What is expected. Output the material word for word. Leave each picture out.

[Dataset records]
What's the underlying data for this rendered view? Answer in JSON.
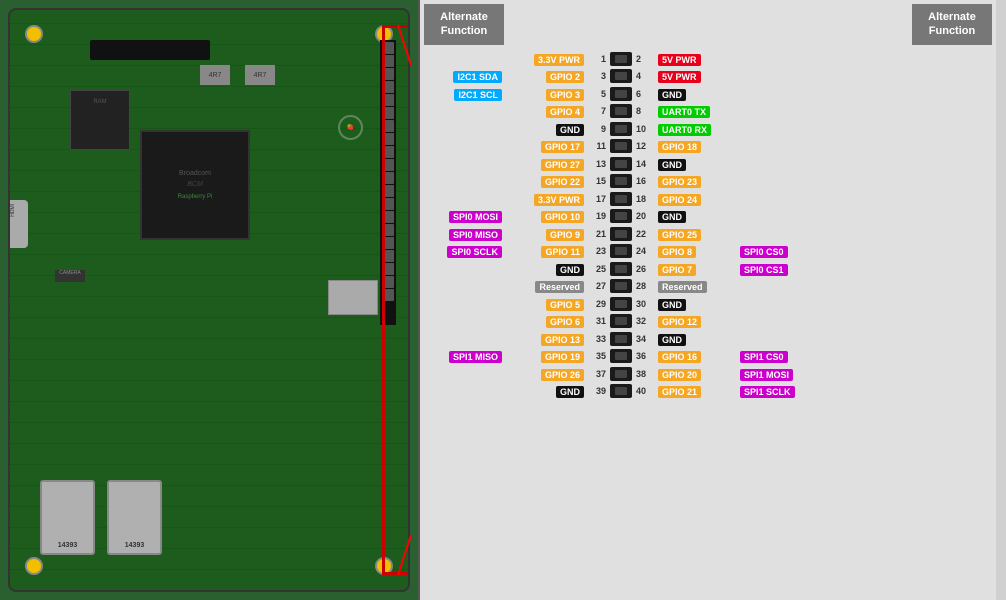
{
  "header": {
    "left_alt_func": "Alternate\nFunction",
    "right_alt_func": "Alternate\nFunction"
  },
  "pins": [
    {
      "left_alt": "",
      "left_alt_color": "",
      "left_name": "3.3V PWR",
      "left_color": "c-3v3",
      "left_num": "1",
      "right_num": "2",
      "right_name": "5V PWR",
      "right_color": "c-5v",
      "right_alt": "",
      "right_alt_color": ""
    },
    {
      "left_alt": "I2C1 SDA",
      "left_alt_color": "c-i2c",
      "left_name": "GPIO 2",
      "left_color": "c-gpio",
      "left_num": "3",
      "right_num": "4",
      "right_name": "5V PWR",
      "right_color": "c-5v",
      "right_alt": "",
      "right_alt_color": ""
    },
    {
      "left_alt": "I2C1 SCL",
      "left_alt_color": "c-i2c",
      "left_name": "GPIO 3",
      "left_color": "c-gpio",
      "left_num": "5",
      "right_num": "6",
      "right_name": "GND",
      "right_color": "c-gnd",
      "right_alt": "",
      "right_alt_color": ""
    },
    {
      "left_alt": "",
      "left_alt_color": "",
      "left_name": "GPIO 4",
      "left_color": "c-gpio",
      "left_num": "7",
      "right_num": "8",
      "right_name": "UART0 TX",
      "right_color": "c-uart",
      "right_alt": "",
      "right_alt_color": ""
    },
    {
      "left_alt": "",
      "left_alt_color": "",
      "left_name": "GND",
      "left_color": "c-gnd",
      "left_num": "9",
      "right_num": "10",
      "right_name": "UART0 RX",
      "right_color": "c-uart",
      "right_alt": "",
      "right_alt_color": ""
    },
    {
      "left_alt": "",
      "left_alt_color": "",
      "left_name": "GPIO 17",
      "left_color": "c-gpio",
      "left_num": "11",
      "right_num": "12",
      "right_name": "GPIO 18",
      "right_color": "c-gpio",
      "right_alt": "",
      "right_alt_color": ""
    },
    {
      "left_alt": "",
      "left_alt_color": "",
      "left_name": "GPIO 27",
      "left_color": "c-gpio",
      "left_num": "13",
      "right_num": "14",
      "right_name": "GND",
      "right_color": "c-gnd",
      "right_alt": "",
      "right_alt_color": ""
    },
    {
      "left_alt": "",
      "left_alt_color": "",
      "left_name": "GPIO 22",
      "left_color": "c-gpio",
      "left_num": "15",
      "right_num": "16",
      "right_name": "GPIO 23",
      "right_color": "c-gpio",
      "right_alt": "",
      "right_alt_color": ""
    },
    {
      "left_alt": "",
      "left_alt_color": "",
      "left_name": "3.3V PWR",
      "left_color": "c-3v3",
      "left_num": "17",
      "right_num": "18",
      "right_name": "GPIO 24",
      "right_color": "c-gpio",
      "right_alt": "",
      "right_alt_color": ""
    },
    {
      "left_alt": "SPI0 MOSI",
      "left_alt_color": "c-spi",
      "left_name": "GPIO 10",
      "left_color": "c-gpio",
      "left_num": "19",
      "right_num": "20",
      "right_name": "GND",
      "right_color": "c-gnd",
      "right_alt": "",
      "right_alt_color": ""
    },
    {
      "left_alt": "SPI0 MISO",
      "left_alt_color": "c-spi",
      "left_name": "GPIO 9",
      "left_color": "c-gpio",
      "left_num": "21",
      "right_num": "22",
      "right_name": "GPIO 25",
      "right_color": "c-gpio",
      "right_alt": "",
      "right_alt_color": ""
    },
    {
      "left_alt": "SPI0 SCLK",
      "left_alt_color": "c-spi",
      "left_name": "GPIO 11",
      "left_color": "c-gpio",
      "left_num": "23",
      "right_num": "24",
      "right_name": "GPIO 8",
      "right_color": "c-gpio",
      "right_alt": "SPI0 CS0",
      "right_alt_color": "c-spi"
    },
    {
      "left_alt": "",
      "left_alt_color": "",
      "left_name": "GND",
      "left_color": "c-gnd",
      "left_num": "25",
      "right_num": "26",
      "right_name": "GPIO 7",
      "right_color": "c-gpio",
      "right_alt": "SPI0 CS1",
      "right_alt_color": "c-spi"
    },
    {
      "left_alt": "",
      "left_alt_color": "",
      "left_name": "Reserved",
      "left_color": "c-reserved",
      "left_num": "27",
      "right_num": "28",
      "right_name": "Reserved",
      "right_color": "c-reserved",
      "right_alt": "",
      "right_alt_color": ""
    },
    {
      "left_alt": "",
      "left_alt_color": "",
      "left_name": "GPIO 5",
      "left_color": "c-gpio",
      "left_num": "29",
      "right_num": "30",
      "right_name": "GND",
      "right_color": "c-gnd",
      "right_alt": "",
      "right_alt_color": ""
    },
    {
      "left_alt": "",
      "left_alt_color": "",
      "left_name": "GPIO 6",
      "left_color": "c-gpio",
      "left_num": "31",
      "right_num": "32",
      "right_name": "GPIO 12",
      "right_color": "c-gpio",
      "right_alt": "",
      "right_alt_color": ""
    },
    {
      "left_alt": "",
      "left_alt_color": "",
      "left_name": "GPIO 13",
      "left_color": "c-gpio",
      "left_num": "33",
      "right_num": "34",
      "right_name": "GND",
      "right_color": "c-gnd",
      "right_alt": "",
      "right_alt_color": ""
    },
    {
      "left_alt": "SPI1 MISO",
      "left_alt_color": "c-spi",
      "left_name": "GPIO 19",
      "left_color": "c-gpio",
      "left_num": "35",
      "right_num": "36",
      "right_name": "GPIO 16",
      "right_color": "c-gpio",
      "right_alt": "SPI1 CS0",
      "right_alt_color": "c-spi"
    },
    {
      "left_alt": "",
      "left_alt_color": "",
      "left_name": "GPIO 26",
      "left_color": "c-gpio",
      "left_num": "37",
      "right_num": "38",
      "right_name": "GPIO 20",
      "right_color": "c-gpio",
      "right_alt": "SPI1 MOSI",
      "right_alt_color": "c-spi"
    },
    {
      "left_alt": "",
      "left_alt_color": "",
      "left_name": "GND",
      "left_color": "c-gnd",
      "left_num": "39",
      "right_num": "40",
      "right_name": "GPIO 21",
      "right_color": "c-gpio",
      "right_alt": "SPI1 SCLK",
      "right_alt_color": "c-spi"
    }
  ]
}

Final answer.
What's the underlying data for this rendered view? Answer in JSON.
{
  "header": {
    "left_alt_func": "Alternate\nFunction",
    "right_alt_func": "Alternate\nFunction"
  },
  "pins": [
    {
      "left_alt": "",
      "left_alt_color": "",
      "left_name": "3.3V PWR",
      "left_color": "c-3v3",
      "left_num": "1",
      "right_num": "2",
      "right_name": "5V PWR",
      "right_color": "c-5v",
      "right_alt": "",
      "right_alt_color": ""
    },
    {
      "left_alt": "I2C1 SDA",
      "left_alt_color": "c-i2c",
      "left_name": "GPIO 2",
      "left_color": "c-gpio",
      "left_num": "3",
      "right_num": "4",
      "right_name": "5V PWR",
      "right_color": "c-5v",
      "right_alt": "",
      "right_alt_color": ""
    },
    {
      "left_alt": "I2C1 SCL",
      "left_alt_color": "c-i2c",
      "left_name": "GPIO 3",
      "left_color": "c-gpio",
      "left_num": "5",
      "right_num": "6",
      "right_name": "GND",
      "right_color": "c-gnd",
      "right_alt": "",
      "right_alt_color": ""
    },
    {
      "left_alt": "",
      "left_alt_color": "",
      "left_name": "GPIO 4",
      "left_color": "c-gpio",
      "left_num": "7",
      "right_num": "8",
      "right_name": "UART0 TX",
      "right_color": "c-uart",
      "right_alt": "",
      "right_alt_color": ""
    },
    {
      "left_alt": "",
      "left_alt_color": "",
      "left_name": "GND",
      "left_color": "c-gnd",
      "left_num": "9",
      "right_num": "10",
      "right_name": "UART0 RX",
      "right_color": "c-uart",
      "right_alt": "",
      "right_alt_color": ""
    },
    {
      "left_alt": "",
      "left_alt_color": "",
      "left_name": "GPIO 17",
      "left_color": "c-gpio",
      "left_num": "11",
      "right_num": "12",
      "right_name": "GPIO 18",
      "right_color": "c-gpio",
      "right_alt": "",
      "right_alt_color": ""
    },
    {
      "left_alt": "",
      "left_alt_color": "",
      "left_name": "GPIO 27",
      "left_color": "c-gpio",
      "left_num": "13",
      "right_num": "14",
      "right_name": "GND",
      "right_color": "c-gnd",
      "right_alt": "",
      "right_alt_color": ""
    },
    {
      "left_alt": "",
      "left_alt_color": "",
      "left_name": "GPIO 22",
      "left_color": "c-gpio",
      "left_num": "15",
      "right_num": "16",
      "right_name": "GPIO 23",
      "right_color": "c-gpio",
      "right_alt": "",
      "right_alt_color": ""
    },
    {
      "left_alt": "",
      "left_alt_color": "",
      "left_name": "3.3V PWR",
      "left_color": "c-3v3",
      "left_num": "17",
      "right_num": "18",
      "right_name": "GPIO 24",
      "right_color": "c-gpio",
      "right_alt": "",
      "right_alt_color": ""
    },
    {
      "left_alt": "SPI0 MOSI",
      "left_alt_color": "c-spi",
      "left_name": "GPIO 10",
      "left_color": "c-gpio",
      "left_num": "19",
      "right_num": "20",
      "right_name": "GND",
      "right_color": "c-gnd",
      "right_alt": "",
      "right_alt_color": ""
    },
    {
      "left_alt": "SPI0 MISO",
      "left_alt_color": "c-spi",
      "left_name": "GPIO 9",
      "left_color": "c-gpio",
      "left_num": "21",
      "right_num": "22",
      "right_name": "GPIO 25",
      "right_color": "c-gpio",
      "right_alt": "",
      "right_alt_color": ""
    },
    {
      "left_alt": "SPI0 SCLK",
      "left_alt_color": "c-spi",
      "left_name": "GPIO 11",
      "left_color": "c-gpio",
      "left_num": "23",
      "right_num": "24",
      "right_name": "GPIO 8",
      "right_color": "c-gpio",
      "right_alt": "SPI0 CS0",
      "right_alt_color": "c-spi"
    },
    {
      "left_alt": "",
      "left_alt_color": "",
      "left_name": "GND",
      "left_color": "c-gnd",
      "left_num": "25",
      "right_num": "26",
      "right_name": "GPIO 7",
      "right_color": "c-gpio",
      "right_alt": "SPI0 CS1",
      "right_alt_color": "c-spi"
    },
    {
      "left_alt": "",
      "left_alt_color": "",
      "left_name": "Reserved",
      "left_color": "c-reserved",
      "left_num": "27",
      "right_num": "28",
      "right_name": "Reserved",
      "right_color": "c-reserved",
      "right_alt": "",
      "right_alt_color": ""
    },
    {
      "left_alt": "",
      "left_alt_color": "",
      "left_name": "GPIO 5",
      "left_color": "c-gpio",
      "left_num": "29",
      "right_num": "30",
      "right_name": "GND",
      "right_color": "c-gnd",
      "right_alt": "",
      "right_alt_color": ""
    },
    {
      "left_alt": "",
      "left_alt_color": "",
      "left_name": "GPIO 6",
      "left_color": "c-gpio",
      "left_num": "31",
      "right_num": "32",
      "right_name": "GPIO 12",
      "right_color": "c-gpio",
      "right_alt": "",
      "right_alt_color": ""
    },
    {
      "left_alt": "",
      "left_alt_color": "",
      "left_name": "GPIO 13",
      "left_color": "c-gpio",
      "left_num": "33",
      "right_num": "34",
      "right_name": "GND",
      "right_color": "c-gnd",
      "right_alt": "",
      "right_alt_color": ""
    },
    {
      "left_alt": "SPI1 MISO",
      "left_alt_color": "c-spi",
      "left_name": "GPIO 19",
      "left_color": "c-gpio",
      "left_num": "35",
      "right_num": "36",
      "right_name": "GPIO 16",
      "right_color": "c-gpio",
      "right_alt": "SPI1 CS0",
      "right_alt_color": "c-spi"
    },
    {
      "left_alt": "",
      "left_alt_color": "",
      "left_name": "GPIO 26",
      "left_color": "c-gpio",
      "left_num": "37",
      "right_num": "38",
      "right_name": "GPIO 20",
      "right_color": "c-gpio",
      "right_alt": "SPI1 MOSI",
      "right_alt_color": "c-spi"
    },
    {
      "left_alt": "",
      "left_alt_color": "",
      "left_name": "GND",
      "left_color": "c-gnd",
      "left_num": "39",
      "right_num": "40",
      "right_name": "GPIO 21",
      "right_color": "c-gpio",
      "right_alt": "SPI1 SCLK",
      "right_alt_color": "c-spi"
    }
  ]
}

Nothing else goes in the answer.